# Records for this exercise:
------------------------------------------------------------

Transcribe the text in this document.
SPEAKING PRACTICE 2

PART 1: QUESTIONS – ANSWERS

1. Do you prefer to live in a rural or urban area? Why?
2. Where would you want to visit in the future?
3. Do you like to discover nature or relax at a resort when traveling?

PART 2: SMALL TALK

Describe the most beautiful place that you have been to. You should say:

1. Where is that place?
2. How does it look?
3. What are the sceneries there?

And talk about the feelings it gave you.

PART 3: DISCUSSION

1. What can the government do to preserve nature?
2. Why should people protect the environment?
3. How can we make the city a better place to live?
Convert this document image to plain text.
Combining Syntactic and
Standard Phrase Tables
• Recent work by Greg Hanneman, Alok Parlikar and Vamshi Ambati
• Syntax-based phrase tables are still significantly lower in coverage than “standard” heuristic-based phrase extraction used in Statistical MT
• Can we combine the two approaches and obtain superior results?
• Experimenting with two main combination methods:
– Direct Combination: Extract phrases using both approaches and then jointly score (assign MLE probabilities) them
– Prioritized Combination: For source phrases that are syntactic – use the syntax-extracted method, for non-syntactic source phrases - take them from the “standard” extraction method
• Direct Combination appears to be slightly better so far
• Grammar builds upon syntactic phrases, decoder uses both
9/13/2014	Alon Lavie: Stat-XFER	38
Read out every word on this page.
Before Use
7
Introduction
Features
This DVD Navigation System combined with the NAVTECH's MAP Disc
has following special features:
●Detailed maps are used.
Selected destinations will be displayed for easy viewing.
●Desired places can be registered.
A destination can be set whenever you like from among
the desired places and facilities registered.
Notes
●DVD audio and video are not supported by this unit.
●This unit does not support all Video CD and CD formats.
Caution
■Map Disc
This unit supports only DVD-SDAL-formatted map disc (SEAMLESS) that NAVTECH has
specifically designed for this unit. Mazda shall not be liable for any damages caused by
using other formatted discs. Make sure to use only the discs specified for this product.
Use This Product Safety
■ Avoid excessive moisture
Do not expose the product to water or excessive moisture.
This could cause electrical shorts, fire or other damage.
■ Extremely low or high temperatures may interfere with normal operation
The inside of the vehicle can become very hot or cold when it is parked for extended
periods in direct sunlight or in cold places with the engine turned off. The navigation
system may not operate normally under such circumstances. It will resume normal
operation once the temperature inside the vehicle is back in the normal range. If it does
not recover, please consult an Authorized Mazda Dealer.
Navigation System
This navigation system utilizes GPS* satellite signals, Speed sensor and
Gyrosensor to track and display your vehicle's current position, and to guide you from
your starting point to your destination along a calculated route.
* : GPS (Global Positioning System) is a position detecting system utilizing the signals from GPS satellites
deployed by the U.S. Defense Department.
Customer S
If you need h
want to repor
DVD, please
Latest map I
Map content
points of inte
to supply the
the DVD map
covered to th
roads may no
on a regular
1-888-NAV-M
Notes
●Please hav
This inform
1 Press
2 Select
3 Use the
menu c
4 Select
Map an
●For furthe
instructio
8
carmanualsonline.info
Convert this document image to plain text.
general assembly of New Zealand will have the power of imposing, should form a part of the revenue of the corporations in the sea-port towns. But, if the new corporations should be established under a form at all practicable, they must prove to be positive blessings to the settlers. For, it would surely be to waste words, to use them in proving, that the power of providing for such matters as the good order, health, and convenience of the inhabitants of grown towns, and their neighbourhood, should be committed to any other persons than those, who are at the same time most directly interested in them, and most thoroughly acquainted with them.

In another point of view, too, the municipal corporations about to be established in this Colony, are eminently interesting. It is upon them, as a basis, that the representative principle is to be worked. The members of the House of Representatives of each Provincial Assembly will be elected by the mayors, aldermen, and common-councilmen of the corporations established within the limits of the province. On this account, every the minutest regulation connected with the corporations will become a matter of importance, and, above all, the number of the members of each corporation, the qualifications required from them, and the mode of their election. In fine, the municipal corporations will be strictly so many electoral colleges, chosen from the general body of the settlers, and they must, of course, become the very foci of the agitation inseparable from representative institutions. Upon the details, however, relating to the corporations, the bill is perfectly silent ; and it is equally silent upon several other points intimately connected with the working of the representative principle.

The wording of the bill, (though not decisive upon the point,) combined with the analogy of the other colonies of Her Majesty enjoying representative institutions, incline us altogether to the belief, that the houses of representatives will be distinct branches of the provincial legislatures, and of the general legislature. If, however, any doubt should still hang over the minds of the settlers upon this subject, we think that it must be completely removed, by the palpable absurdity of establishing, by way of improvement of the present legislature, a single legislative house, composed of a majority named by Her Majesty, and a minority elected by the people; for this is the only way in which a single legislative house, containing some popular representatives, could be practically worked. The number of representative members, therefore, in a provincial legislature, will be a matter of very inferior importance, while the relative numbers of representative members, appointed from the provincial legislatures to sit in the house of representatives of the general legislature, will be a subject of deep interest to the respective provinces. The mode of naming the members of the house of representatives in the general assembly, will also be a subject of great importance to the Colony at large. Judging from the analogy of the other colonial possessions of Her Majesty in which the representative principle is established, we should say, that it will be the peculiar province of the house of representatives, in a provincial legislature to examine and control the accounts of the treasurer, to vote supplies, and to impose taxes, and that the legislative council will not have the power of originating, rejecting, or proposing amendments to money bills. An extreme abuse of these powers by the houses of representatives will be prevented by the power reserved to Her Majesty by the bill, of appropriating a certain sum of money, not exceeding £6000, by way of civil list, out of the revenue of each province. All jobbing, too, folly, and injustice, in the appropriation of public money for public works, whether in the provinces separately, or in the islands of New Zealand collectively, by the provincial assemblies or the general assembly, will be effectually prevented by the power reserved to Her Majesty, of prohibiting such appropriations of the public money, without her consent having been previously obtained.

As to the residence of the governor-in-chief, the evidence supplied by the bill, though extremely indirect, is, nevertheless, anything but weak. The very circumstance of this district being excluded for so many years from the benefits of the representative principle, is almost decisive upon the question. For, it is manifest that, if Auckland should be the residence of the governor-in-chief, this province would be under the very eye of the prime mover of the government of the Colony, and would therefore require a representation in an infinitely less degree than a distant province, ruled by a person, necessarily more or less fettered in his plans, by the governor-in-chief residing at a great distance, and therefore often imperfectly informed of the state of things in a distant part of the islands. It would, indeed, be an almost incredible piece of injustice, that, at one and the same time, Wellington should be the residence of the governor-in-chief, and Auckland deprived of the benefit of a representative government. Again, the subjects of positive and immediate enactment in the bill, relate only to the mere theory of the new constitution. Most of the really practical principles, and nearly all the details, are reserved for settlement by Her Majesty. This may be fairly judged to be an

------------------------------------------------------------

# Exercise objective:
Print the records above exactly as they appear.

# Answer to this exercise:
Transcribe the text in this document.
SPEAKING PRACTICE 2

PART 1: QUESTIONS – ANSWERS

1. Do you prefer to live in a rural or urban area? Why?
2. Where would you want to visit in the future?
3. Do you like to discover nature or relax at a resort when traveling?

PART 2: SMALL TALK

Describe the most beautiful place that you have been to. You should say:

1. Where is that place?
2. How does it look?
3. What are the sceneries there?

And talk about the feelings it gave you.

PART 3: DISCUSSION

1. What can the government do to preserve nature?
2. Why should people protect the environment?
3. How can we make the city a better place to live?
Convert this document image to plain text.
Combining Syntactic and
Standard Phrase Tables
• Recent work by Greg Hanneman, Alok Parlikar and Vamshi Ambati
• Syntax-based phrase tables are still significantly lower in coverage than “standard” heuristic-based phrase extraction used in Statistical MT
• Can we combine the two approaches and obtain superior results?
• Experimenting with two main combination methods:
– Direct Combination: Extract phrases using both approaches and then jointly score (assign MLE probabilities) them
– Prioritized Combination: For source phrases that are syntactic – use the syntax-extracted method, for non-syntactic source phrases - take them from the “standard” extraction method
• Direct Combination appears to be slightly better so far
• Grammar builds upon syntactic phrases, decoder uses both
9/13/2014	Alon Lavie: Stat-XFER	38
Read out every word on this page.
Before Use
7
Introduction
Features
This DVD Navigation System combined with the NAVTECH's MAP Disc
has following special features:
●Detailed maps are used.
Selected destinations will be displayed for easy viewing.
●Desired places can be registered.
A destination can be set whenever you like from among
the desired places and facilities registered.
Notes
●DVD audio and video are not supported by this unit.
●This unit does not support all Video CD and CD formats.
Caution
■Map Disc
This unit supports only DVD-SDAL-formatted map disc (SEAMLESS) that NAVTECH has
specifically designed for this unit. Mazda shall not be liable for any damages caused by
using other formatted discs. Make sure to use only the discs specified for this product.
Use This Product Safety
■ Avoid excessive moisture
Do not expose the product to water or excessive moisture.
This could cause electrical shorts, fire or other damage.
■ Extremely low or high temperatures may interfere with normal operation
The inside of the vehicle can become very hot or cold when it is parked for extended
periods in direct sunlight or in cold places with the engine turned off. The navigation
system may not operate normally under such circumstances. It will resume normal
operation once the temperature inside the vehicle is back in the normal range. If it does
not recover, please consult an Authorized Mazda Dealer.
Navigation System
This navigation system utilizes GPS* satellite signals, Speed sensor and
Gyrosensor to track and display your vehicle's current position, and to guide you from
your starting point to your destination along a calculated route.
* : GPS (Global Positioning System) is a position detecting system utilizing the signals from GPS satellites
deployed by the U.S. Defense Department.
Customer S
If you need h
want to repor
DVD, please
Latest map I
Map content
points of inte
to supply the
the DVD map
covered to th
roads may no
on a regular
1-888-NAV-M
Notes
●Please hav
This inform
1 Press
2 Select
3 Use the
menu c
4 Select
Map an
●For furthe
instructio
8
carmanualsonline.info
Convert this document image to plain text.
general assembly of New Zealand will have the power of imposing, should form a part of the revenue of the corporations in the sea-port towns. But, if the new corporations should be established under a form at all practicable, they must prove to be positive blessings to the settlers. For, it would surely be to waste words, to use them in proving, that the power of providing for such matters as the good order, health, and convenience of the inhabitants of grown towns, and their neighbourhood, should be committed to any other persons than those, who are at the same time most directly interested in them, and most thoroughly acquainted with them.

In another point of view, too, the municipal corporations about to be established in this Colony, are eminently interesting. It is upon them, as a basis, that the representative principle is to be worked. The members of the House of Representatives of each Provincial Assembly will be elected by the mayors, aldermen, and common-councilmen of the corporations established within the limits of the province. On this account, every the minutest regulation connected with the corporations will become a matter of importance, and, above all, the number of the members of each corporation, the qualifications required from them, and the mode of their election. In fine, the municipal corporations will be strictly so many electoral colleges, chosen from the general body of the settlers, and they must, of course, become the very foci of the agitation inseparable from representative institutions. Upon the details, however, relating to the corporations, the bill is perfectly silent ; and it is equally silent upon several other points intimately connected with the working of the representative principle.

The wording of the bill, (though not decisive upon the point,) combined with the analogy of the other colonies of Her Majesty enjoying representative institutions, incline us altogether to the belief, that the houses of representatives will be distinct branches of the provincial legislatures, and of the general legislature. If, however, any doubt should still hang over the minds of the settlers upon this subject, we think that it must be completely removed, by the palpable absurdity of establishing, by way of improvement of the present legislature, a single legislative house, composed of a majority named by Her Majesty, and a minority elected by the people; for this is the only way in which a single legislative house, containing some popular representatives, could be practically worked. The number of representative members, therefore, in a provincial legislature, will be a matter of very inferior importance, while the relative numbers of representative members, appointed from the provincial legislatures to sit in the house of representatives of the general legislature, will be a subject of deep interest to the respective provinces. The mode of naming the members of the house of representatives in the general assembly, will also be a subject of great importance to the Colony at large. Judging from the analogy of the other colonial possessions of Her Majesty in which the representative principle is established, we should say, that it will be the peculiar province of the house of representatives, in a provincial legislature to examine and control the accounts of the treasurer, to vote supplies, and to impose taxes, and that the legislative council will not have the power of originating, rejecting, or proposing amendments to money bills. An extreme abuse of these powers by the houses of representatives will be prevented by the power reserved to Her Majesty by the bill, of appropriating a certain sum of money, not exceeding £6000, by way of civil list, out of the revenue of each province. All jobbing, too, folly, and injustice, in the appropriation of public money for public works, whether in the provinces separately, or in the islands of New Zealand collectively, by the provincial assemblies or the general assembly, will be effectually prevented by the power reserved to Her Majesty, of prohibiting such appropriations of the public money, without her consent having been previously obtained.

As to the residence of the governor-in-chief, the evidence supplied by the bill, though extremely indirect, is, nevertheless, anything but weak. The very circumstance of this district being excluded for so many years from the benefits of the representative principle, is almost decisive upon the question. For, it is manifest that, if Auckland should be the residence of the governor-in-chief, this province would be under the very eye of the prime mover of the government of the Colony, and would therefore require a representation in an infinitely less degree than a distant province, ruled by a person, necessarily more or less fettered in his plans, by the governor-in-chief residing at a great distance, and therefore often imperfectly informed of the state of things in a distant part of the islands. It would, indeed, be an almost incredible piece of injustice, that, at one and the same time, Wellington should be the residence of the governor-in-chief, and Auckland deprived of the benefit of a representative government. Again, the subjects of positive and immediate enactment in the bill, relate only to the mere theory of the new constitution. Most of the really practical principles, and nearly all the details, are reserved for settlement by Her Majesty. This may be fairly judged to be an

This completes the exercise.